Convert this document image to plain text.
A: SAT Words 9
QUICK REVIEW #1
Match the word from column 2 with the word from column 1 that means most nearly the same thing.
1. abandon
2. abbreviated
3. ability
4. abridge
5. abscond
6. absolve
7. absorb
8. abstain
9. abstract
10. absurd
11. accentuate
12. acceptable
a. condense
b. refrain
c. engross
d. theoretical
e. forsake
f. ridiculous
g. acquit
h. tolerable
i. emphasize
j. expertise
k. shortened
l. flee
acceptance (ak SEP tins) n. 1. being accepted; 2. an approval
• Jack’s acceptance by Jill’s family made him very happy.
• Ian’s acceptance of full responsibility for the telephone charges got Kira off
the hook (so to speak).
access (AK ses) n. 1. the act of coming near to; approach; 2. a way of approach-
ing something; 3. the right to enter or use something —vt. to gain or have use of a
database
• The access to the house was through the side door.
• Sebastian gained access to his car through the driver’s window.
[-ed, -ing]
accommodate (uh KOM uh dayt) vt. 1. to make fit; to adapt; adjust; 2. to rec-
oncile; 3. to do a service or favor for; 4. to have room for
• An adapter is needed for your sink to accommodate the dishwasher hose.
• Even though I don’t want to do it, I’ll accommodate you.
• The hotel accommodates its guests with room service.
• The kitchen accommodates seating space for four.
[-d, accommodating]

+ + + + + + +

The records are above. How many lines in them contain the word "room"? Give the number alone.

2